> _THE TASK_
Retype all the entries word for word, but omit the pictures.

> _DATA ENTRIES_
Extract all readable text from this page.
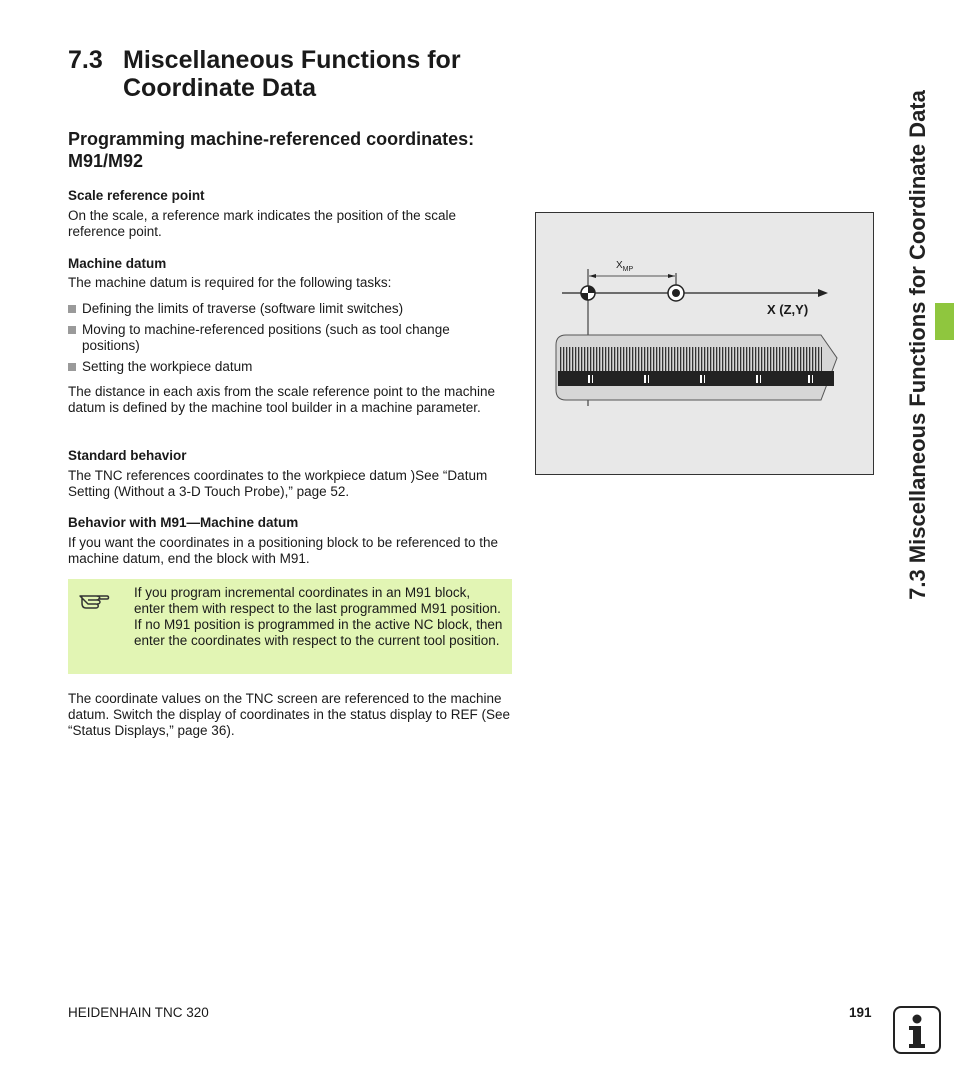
7.3 Miscellaneous Functions for Coordinate Data
Programming machine-referenced coordinates: M91/M92
Scale reference point

On the scale, a reference mark indicates the position of the scale reference point.

Machine datum

The machine datum is required for the following tasks:

Defining the limits of traverse (software limit switches)
Moving to machine-referenced positions (such as tool change positions)
Setting the workpiece datum

The distance in each axis from the scale reference point to the machine datum is defined by the machine tool builder in a machine parameter.

Standard behavior

The TNC references coordinates to the workpiece datum )See “Datum Setting (Without a 3-D Touch Probe),” page 52.

Behavior with M91—Machine datum

If you want the coordinates in a positioning block to be referenced to the machine datum, end the block with M91.

If you program incremental coordinates in an M91 block, enter them with respect to the last programmed M91 position. If no M91 position is programmed in the active NC block, then enter the coordinates with respect to the current tool position.

The coordinate values on the TNC screen are referenced to the machine datum. Switch the display of coordinates in the status display to REF (See “Status Displays,” page 36).

$X_{MP}$
X (Z,Y)	7.3 Miscellaneous Functions for Coordinate Data
HEIDENHAIN TNC 320	191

> _ANSWER BELOW_
Extract all readable text from this page.
7.3 Miscellaneous Functions for Coordinate Data
Programming machine-referenced coordinates: M91/M92
Scale reference point

On the scale, a reference mark indicates the position of the scale reference point.

Machine datum

The machine datum is required for the following tasks:

Defining the limits of traverse (software limit switches)
Moving to machine-referenced positions (such as tool change positions)
Setting the workpiece datum

The distance in each axis from the scale reference point to the machine datum is defined by the machine tool builder in a machine parameter.

Standard behavior

The TNC references coordinates to the workpiece datum )See “Datum Setting (Without a 3-D Touch Probe),” page 52.

Behavior with M91—Machine datum

If you want the coordinates in a positioning block to be referenced to the machine datum, end the block with M91.

If you program incremental coordinates in an M91 block, enter them with respect to the last programmed M91 position. If no M91 position is programmed in the active NC block, then enter the coordinates with respect to the current tool position.

The coordinate values on the TNC screen are referenced to the machine datum. Switch the display of coordinates in the status display to REF (See “Status Displays,” page 36).

$X_{MP}$
X (Z,Y)	7.3 Miscellaneous Functions for Coordinate Data
HEIDENHAIN TNC 320	191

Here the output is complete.